- [Directions for this task]
Copy out all lines where "posizioneranno" appears.

- [Material for this task]
====================
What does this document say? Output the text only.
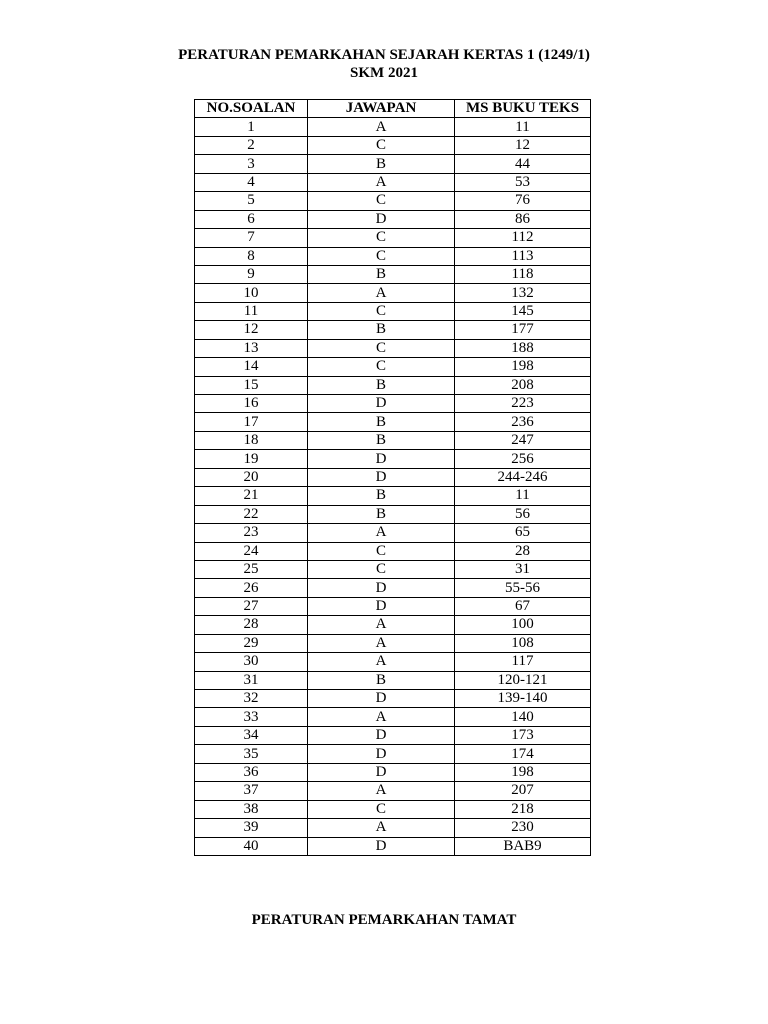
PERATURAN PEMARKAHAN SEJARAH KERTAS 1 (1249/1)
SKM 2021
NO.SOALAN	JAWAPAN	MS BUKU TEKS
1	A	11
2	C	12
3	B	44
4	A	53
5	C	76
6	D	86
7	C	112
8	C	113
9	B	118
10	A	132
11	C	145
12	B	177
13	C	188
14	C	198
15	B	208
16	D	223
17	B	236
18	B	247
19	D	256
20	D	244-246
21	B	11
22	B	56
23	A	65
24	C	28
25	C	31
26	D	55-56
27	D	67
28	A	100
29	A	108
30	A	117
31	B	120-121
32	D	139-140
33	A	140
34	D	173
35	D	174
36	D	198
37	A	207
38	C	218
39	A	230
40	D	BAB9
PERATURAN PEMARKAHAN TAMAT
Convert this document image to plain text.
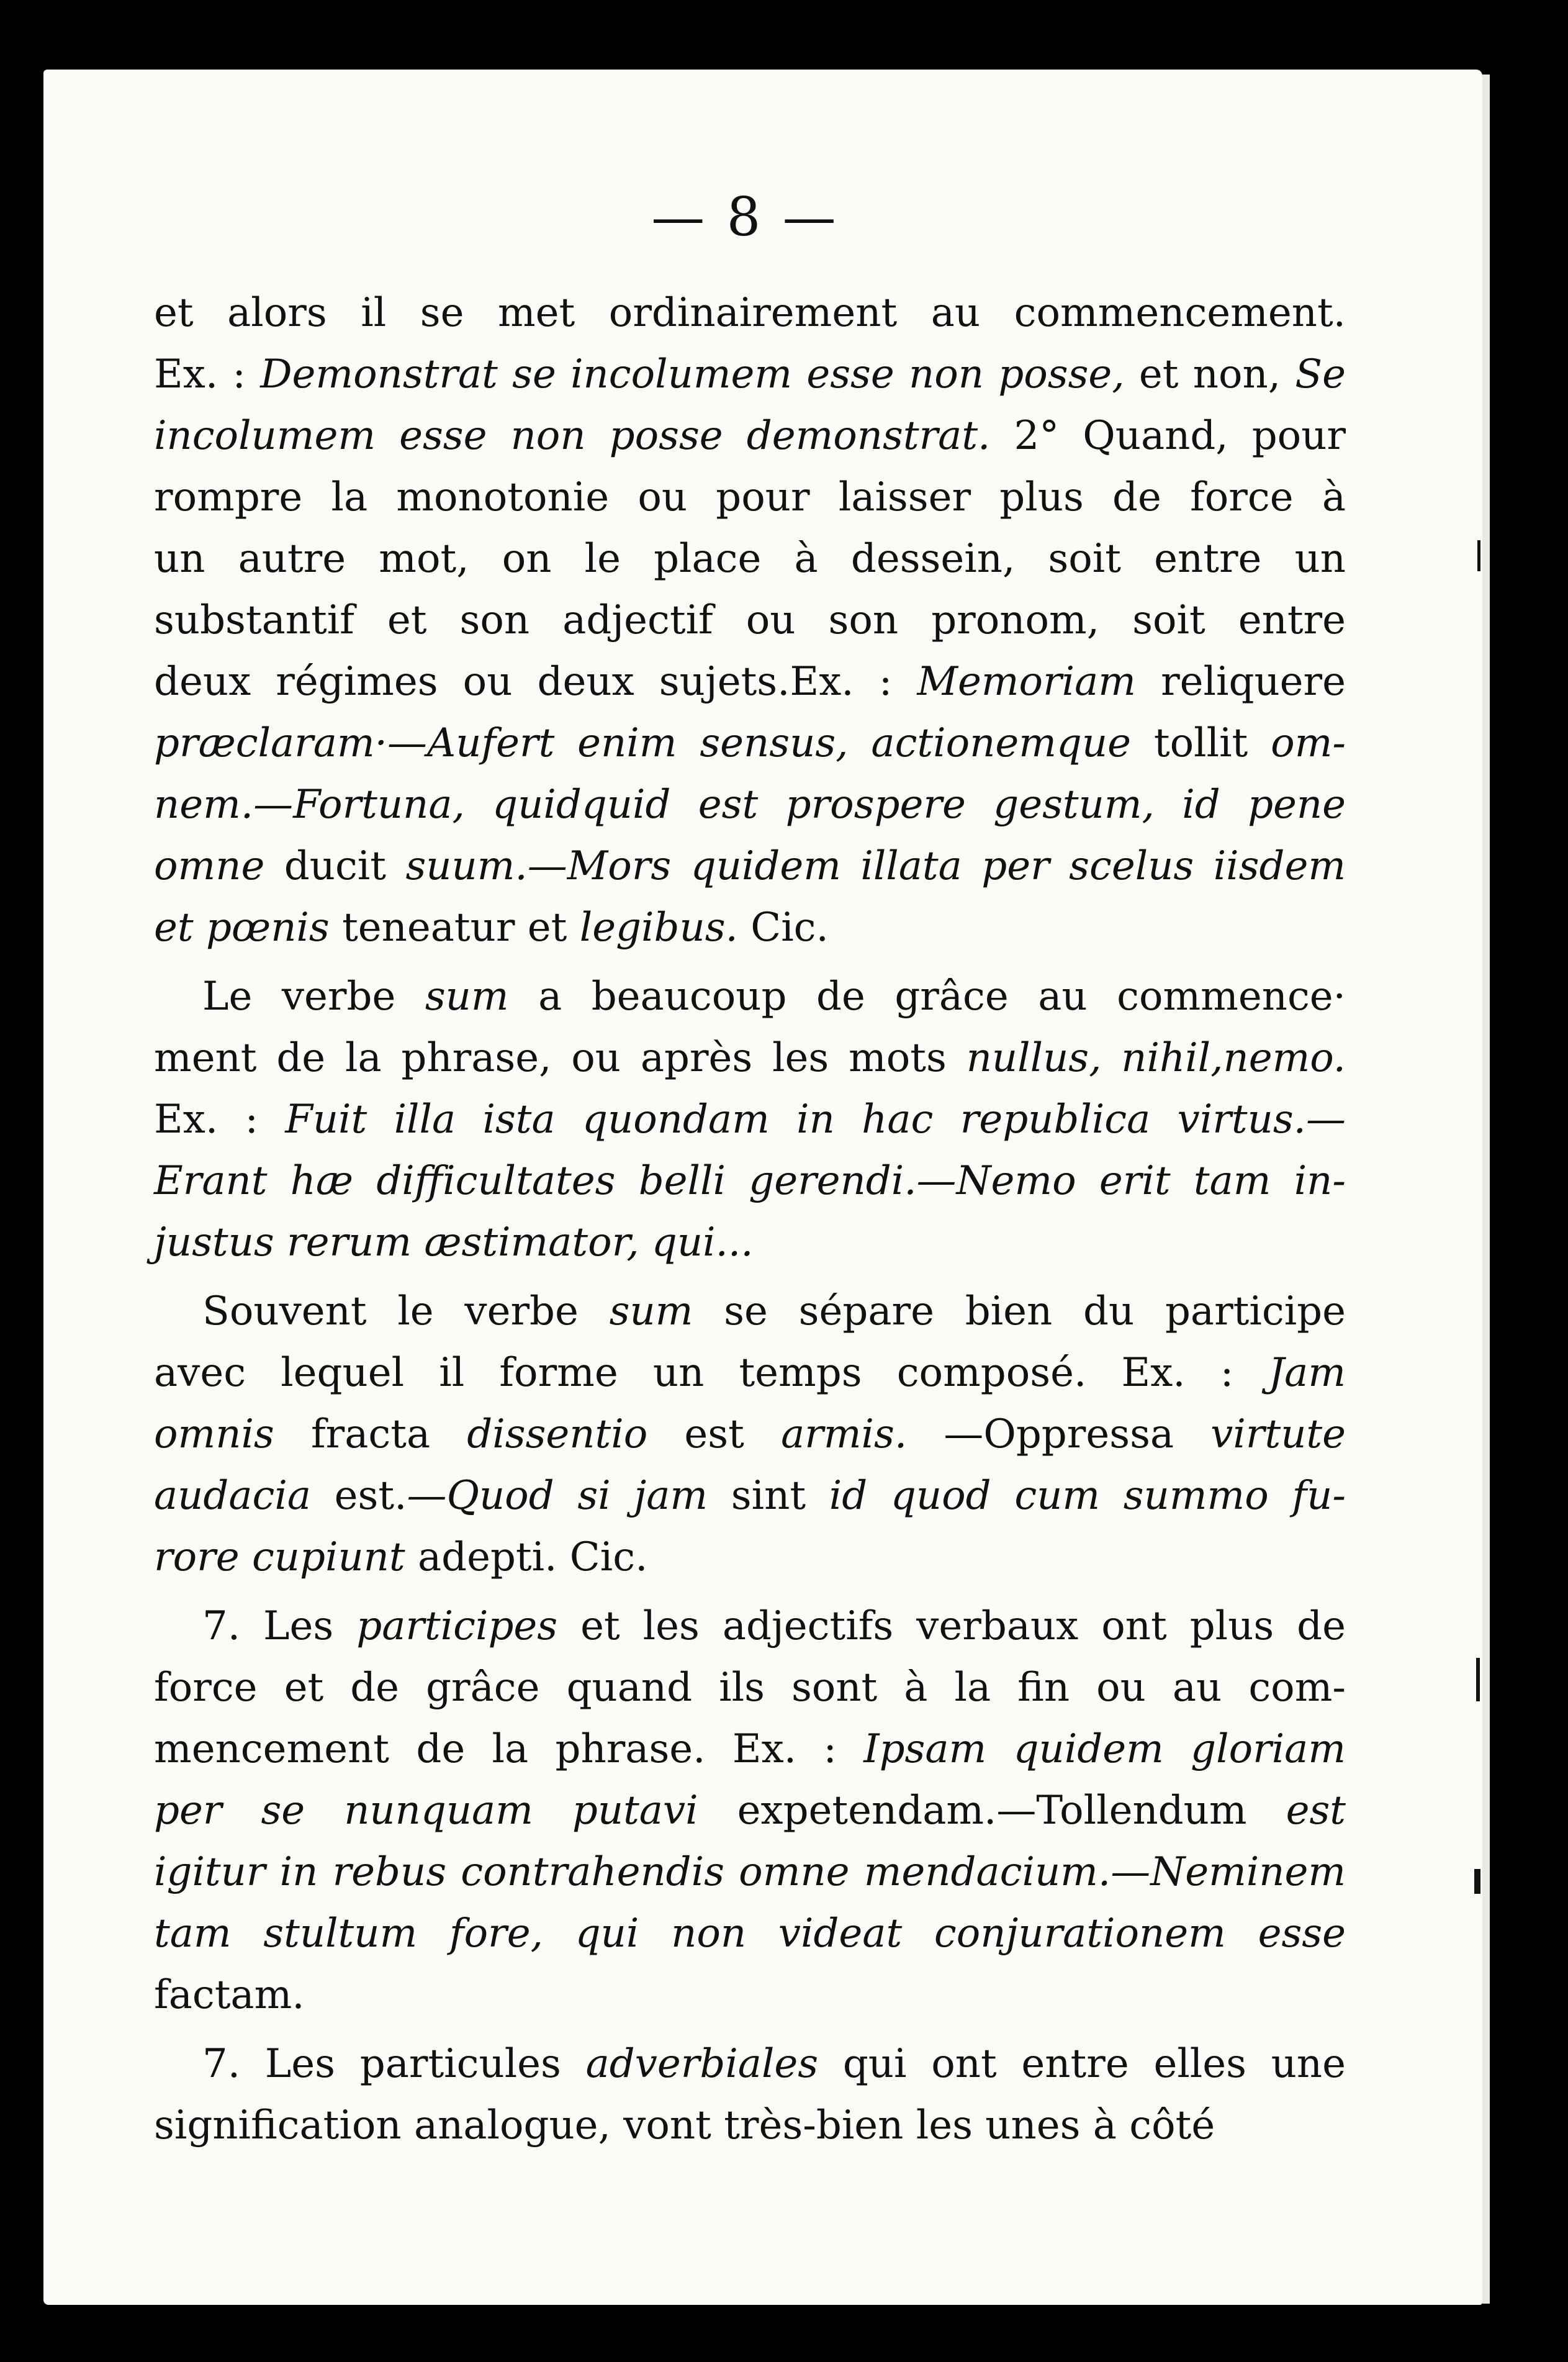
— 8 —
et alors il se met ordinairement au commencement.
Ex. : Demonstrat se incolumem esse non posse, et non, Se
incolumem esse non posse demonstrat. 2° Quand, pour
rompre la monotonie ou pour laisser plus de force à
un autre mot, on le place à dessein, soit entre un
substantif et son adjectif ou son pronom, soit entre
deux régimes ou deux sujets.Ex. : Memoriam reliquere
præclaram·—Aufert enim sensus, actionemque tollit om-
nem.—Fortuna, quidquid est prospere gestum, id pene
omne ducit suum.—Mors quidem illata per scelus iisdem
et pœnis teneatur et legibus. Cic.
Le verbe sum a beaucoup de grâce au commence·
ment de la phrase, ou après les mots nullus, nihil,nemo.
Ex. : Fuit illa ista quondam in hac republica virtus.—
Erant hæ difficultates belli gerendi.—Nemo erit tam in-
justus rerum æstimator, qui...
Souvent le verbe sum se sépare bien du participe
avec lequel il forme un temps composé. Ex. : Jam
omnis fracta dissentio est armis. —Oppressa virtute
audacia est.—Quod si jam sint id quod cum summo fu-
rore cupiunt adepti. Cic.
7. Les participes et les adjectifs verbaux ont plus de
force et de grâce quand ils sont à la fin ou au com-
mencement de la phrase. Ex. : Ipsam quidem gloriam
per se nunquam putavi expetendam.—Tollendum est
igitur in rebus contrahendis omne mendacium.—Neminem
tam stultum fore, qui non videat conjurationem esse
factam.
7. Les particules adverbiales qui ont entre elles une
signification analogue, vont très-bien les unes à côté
====================
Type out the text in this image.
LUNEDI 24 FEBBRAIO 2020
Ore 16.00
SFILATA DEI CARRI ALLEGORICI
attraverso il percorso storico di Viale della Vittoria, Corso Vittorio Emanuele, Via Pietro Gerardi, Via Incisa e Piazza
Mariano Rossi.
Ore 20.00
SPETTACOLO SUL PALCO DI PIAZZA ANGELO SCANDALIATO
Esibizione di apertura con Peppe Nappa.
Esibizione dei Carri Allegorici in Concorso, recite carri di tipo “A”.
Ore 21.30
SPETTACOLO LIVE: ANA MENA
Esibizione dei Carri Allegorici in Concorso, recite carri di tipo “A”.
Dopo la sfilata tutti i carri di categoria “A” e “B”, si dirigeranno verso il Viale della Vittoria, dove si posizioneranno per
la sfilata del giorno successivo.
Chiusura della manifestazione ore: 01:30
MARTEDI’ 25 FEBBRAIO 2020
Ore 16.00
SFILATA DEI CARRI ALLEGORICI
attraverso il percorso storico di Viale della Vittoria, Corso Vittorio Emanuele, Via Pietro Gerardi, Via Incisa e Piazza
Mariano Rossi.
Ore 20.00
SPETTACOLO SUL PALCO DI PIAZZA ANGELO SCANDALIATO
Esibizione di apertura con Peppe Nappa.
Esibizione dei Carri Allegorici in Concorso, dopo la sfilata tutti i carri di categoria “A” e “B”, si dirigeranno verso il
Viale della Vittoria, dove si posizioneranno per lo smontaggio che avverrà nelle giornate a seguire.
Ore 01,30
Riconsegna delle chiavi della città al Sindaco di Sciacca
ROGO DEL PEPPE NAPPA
====================
- [Written reply]
Dopo la sfilata tutti i carri di categoria “A” e “B”, si dirigeranno verso il Viale della Vittoria, dove si posizioneranno per
Viale della Vittoria, dove si posizioneranno per lo smontaggio che avverrà nelle giornate a seguire.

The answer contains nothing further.